> Provided data:
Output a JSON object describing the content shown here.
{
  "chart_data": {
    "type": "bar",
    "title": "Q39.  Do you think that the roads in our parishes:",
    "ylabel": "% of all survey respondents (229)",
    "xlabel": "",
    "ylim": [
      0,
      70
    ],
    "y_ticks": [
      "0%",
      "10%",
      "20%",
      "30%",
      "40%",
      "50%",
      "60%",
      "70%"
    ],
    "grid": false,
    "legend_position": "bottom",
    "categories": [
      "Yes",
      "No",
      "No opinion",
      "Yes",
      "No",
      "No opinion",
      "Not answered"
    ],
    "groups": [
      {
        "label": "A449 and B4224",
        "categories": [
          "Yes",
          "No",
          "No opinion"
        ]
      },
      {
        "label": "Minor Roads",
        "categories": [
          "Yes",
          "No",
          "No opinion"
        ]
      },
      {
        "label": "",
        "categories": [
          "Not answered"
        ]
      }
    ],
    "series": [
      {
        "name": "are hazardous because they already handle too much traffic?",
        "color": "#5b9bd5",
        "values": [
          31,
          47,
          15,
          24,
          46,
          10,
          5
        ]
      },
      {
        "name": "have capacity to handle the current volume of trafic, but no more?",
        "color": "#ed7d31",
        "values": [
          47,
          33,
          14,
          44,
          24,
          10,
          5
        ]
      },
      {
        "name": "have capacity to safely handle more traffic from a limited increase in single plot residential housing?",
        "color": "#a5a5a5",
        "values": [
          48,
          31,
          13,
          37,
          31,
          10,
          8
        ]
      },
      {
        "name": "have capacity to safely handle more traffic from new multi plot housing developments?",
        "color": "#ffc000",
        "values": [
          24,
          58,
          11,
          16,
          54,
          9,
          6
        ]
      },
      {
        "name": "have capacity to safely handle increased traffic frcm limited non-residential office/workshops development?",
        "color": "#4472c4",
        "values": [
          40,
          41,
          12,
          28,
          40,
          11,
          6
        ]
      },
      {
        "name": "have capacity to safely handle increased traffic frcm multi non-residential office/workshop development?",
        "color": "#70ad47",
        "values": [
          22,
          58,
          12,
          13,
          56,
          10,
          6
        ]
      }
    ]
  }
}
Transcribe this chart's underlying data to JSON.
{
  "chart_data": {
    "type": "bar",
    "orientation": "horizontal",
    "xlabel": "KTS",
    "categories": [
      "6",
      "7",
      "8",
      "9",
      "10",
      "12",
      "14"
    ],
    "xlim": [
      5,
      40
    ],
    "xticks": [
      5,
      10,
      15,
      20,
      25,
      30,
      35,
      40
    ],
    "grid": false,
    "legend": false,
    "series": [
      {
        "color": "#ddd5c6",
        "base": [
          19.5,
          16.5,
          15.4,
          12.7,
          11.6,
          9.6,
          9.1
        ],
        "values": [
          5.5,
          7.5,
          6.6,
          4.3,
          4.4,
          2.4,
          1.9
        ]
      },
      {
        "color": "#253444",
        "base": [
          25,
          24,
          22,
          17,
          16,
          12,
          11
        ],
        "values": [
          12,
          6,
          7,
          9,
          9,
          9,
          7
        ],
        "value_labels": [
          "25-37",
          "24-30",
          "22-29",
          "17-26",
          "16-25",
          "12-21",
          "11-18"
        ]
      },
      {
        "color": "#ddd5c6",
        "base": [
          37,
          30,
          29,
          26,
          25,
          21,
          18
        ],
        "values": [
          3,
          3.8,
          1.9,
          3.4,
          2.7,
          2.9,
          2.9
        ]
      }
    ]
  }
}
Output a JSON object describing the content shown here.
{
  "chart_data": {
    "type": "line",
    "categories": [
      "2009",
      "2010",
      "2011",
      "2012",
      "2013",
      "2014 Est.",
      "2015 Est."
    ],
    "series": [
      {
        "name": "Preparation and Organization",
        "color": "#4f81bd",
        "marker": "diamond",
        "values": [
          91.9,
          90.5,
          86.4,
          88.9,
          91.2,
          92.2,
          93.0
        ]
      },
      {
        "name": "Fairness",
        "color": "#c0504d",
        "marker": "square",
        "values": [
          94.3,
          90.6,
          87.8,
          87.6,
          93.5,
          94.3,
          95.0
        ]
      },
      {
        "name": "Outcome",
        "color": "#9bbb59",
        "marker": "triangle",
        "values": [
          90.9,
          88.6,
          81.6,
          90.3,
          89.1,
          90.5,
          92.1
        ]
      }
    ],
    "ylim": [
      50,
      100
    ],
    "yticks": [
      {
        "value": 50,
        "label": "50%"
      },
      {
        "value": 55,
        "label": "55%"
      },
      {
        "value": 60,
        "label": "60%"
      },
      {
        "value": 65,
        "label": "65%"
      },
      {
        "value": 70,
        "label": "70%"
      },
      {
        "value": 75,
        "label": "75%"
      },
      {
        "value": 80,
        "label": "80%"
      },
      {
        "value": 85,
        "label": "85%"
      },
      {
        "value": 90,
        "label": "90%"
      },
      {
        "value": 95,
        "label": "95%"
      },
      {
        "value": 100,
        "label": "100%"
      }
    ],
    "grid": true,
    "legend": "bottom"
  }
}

> Problem statement: From the listing above, extract all records word for word.

> Written answer:
Output a JSON object describing the content shown here.
{
  "chart_data": {
    "type": "bar",
    "title": "Q39.  Do you think that the roads in our parishes:",
    "ylabel": "% of all survey respondents (229)",
    "xlabel": "",
    "ylim": [
      0,
      70
    ],
    "y_ticks": [
      "0%",
      "10%",
      "20%",
      "30%",
      "40%",
      "50%",
      "60%",
      "70%"
    ],
    "grid": false,
    "legend_position": "bottom",
    "categories": [
      "Yes",
      "No",
      "No opinion",
      "Yes",
      "No",
      "No opinion",
      "Not answered"
    ],
    "groups": [
      {
        "label": "A449 and B4224",
        "categories": [
          "Yes",
          "No",
          "No opinion"
        ]
      },
      {
        "label": "Minor Roads",
        "categories": [
          "Yes",
          "No",
          "No opinion"
        ]
      },
      {
        "label": "",
        "categories": [
          "Not answered"
        ]
      }
    ],
    "series": [
      {
        "name": "are hazardous because they already handle too much traffic?",
        "color": "#5b9bd5",
        "values": [
          31,
          47,
          15,
          24,
          46,
          10,
          5
        ]
      },
      {
        "name": "have capacity to handle the current volume of trafic, but no more?",
        "color": "#ed7d31",
        "values": [
          47,
          33,
          14,
          44,
          24,
          10,
          5
        ]
      },
      {
        "name": "have capacity to safely handle more traffic from a limited increase in single plot residential housing?",
        "color": "#a5a5a5",
        "values": [
          48,
          31,
          13,
          37,
          31,
          10,
          8
        ]
      },
      {
        "name": "have capacity to safely handle more traffic from new multi plot housing developments?",
        "color": "#ffc000",
        "values": [
          24,
          58,
          11,
          16,
          54,
          9,
          6
        ]
      },
      {
        "name": "have capacity to safely handle increased traffic frcm limited non-residential office/workshops development?",
        "color": "#4472c4",
        "values": [
          40,
          41,
          12,
          28,
          40,
          11,
          6
        ]
      },
      {
        "name": "have capacity to safely handle increased traffic frcm multi non-residential office/workshop development?",
        "color": "#70ad47",
        "values": [
          22,
          58,
          12,
          13,
          56,
          10,
          6
        ]
      }
    ]
  }
}
Transcribe this chart's underlying data to JSON.
{
  "chart_data": {
    "type": "bar",
    "orientation": "horizontal",
    "xlabel": "KTS",
    "categories": [
      "6",
      "7",
      "8",
      "9",
      "10",
      "12",
      "14"
    ],
    "xlim": [
      5,
      40
    ],
    "xticks": [
      5,
      10,
      15,
      20,
      25,
      30,
      35,
      40
    ],
    "grid": false,
    "legend": false,
    "series": [
      {
        "color": "#ddd5c6",
        "base": [
          19.5,
          16.5,
          15.4,
          12.7,
          11.6,
          9.6,
          9.1
        ],
        "values": [
          5.5,
          7.5,
          6.6,
          4.3,
          4.4,
          2.4,
          1.9
        ]
      },
      {
        "color": "#253444",
        "base": [
          25,
          24,
          22,
          17,
          16,
          12,
          11
        ],
        "values": [
          12,
          6,
          7,
          9,
          9,
          9,
          7
        ],
        "value_labels": [
          "25-37",
          "24-30",
          "22-29",
          "17-26",
          "16-25",
          "12-21",
          "11-18"
        ]
      },
      {
        "color": "#ddd5c6",
        "base": [
          37,
          30,
          29,
          26,
          25,
          21,
          18
        ],
        "values": [
          3,
          3.8,
          1.9,
          3.4,
          2.7,
          2.9,
          2.9
        ]
      }
    ]
  }
}
Output a JSON object describing the content shown here.
{
  "chart_data": {
    "type": "line",
    "categories": [
      "2009",
      "2010",
      "2011",
      "2012",
      "2013",
      "2014 Est.",
      "2015 Est."
    ],
    "series": [
      {
        "name": "Preparation and Organization",
        "color": "#4f81bd",
        "marker": "diamond",
        "values": [
          91.9,
          90.5,
          86.4,
          88.9,
          91.2,
          92.2,
          93.0
        ]
      },
      {
        "name": "Fairness",
        "color": "#c0504d",
        "marker": "square",
        "values": [
          94.3,
          90.6,
          87.8,
          87.6,
          93.5,
          94.3,
          95.0
        ]
      },
      {
        "name": "Outcome",
        "color": "#9bbb59",
        "marker": "triangle",
        "values": [
          90.9,
          88.6,
          81.6,
          90.3,
          89.1,
          90.5,
          92.1
        ]
      }
    ],
    "ylim": [
      50,
      100
    ],
    "yticks": [
      {
        "value": 50,
        "label": "50%"
      },
      {
        "value": 55,
        "label": "55%"
      },
      {
        "value": 60,
        "label": "60%"
      },
      {
        "value": 65,
        "label": "65%"
      },
      {
        "value": 70,
        "label": "70%"
      },
      {
        "value": 75,
        "label": "75%"
      },
      {
        "value": 80,
        "label": "80%"
      },
      {
        "value": 85,
        "label": "85%"
      },
      {
        "value": 90,
        "label": "90%"
      },
      {
        "value": 95,
        "label": "95%"
      },
      {
        "value": 100,
        "label": "100%"
      }
    ],
    "grid": true,
    "legend": "bottom"
  }
}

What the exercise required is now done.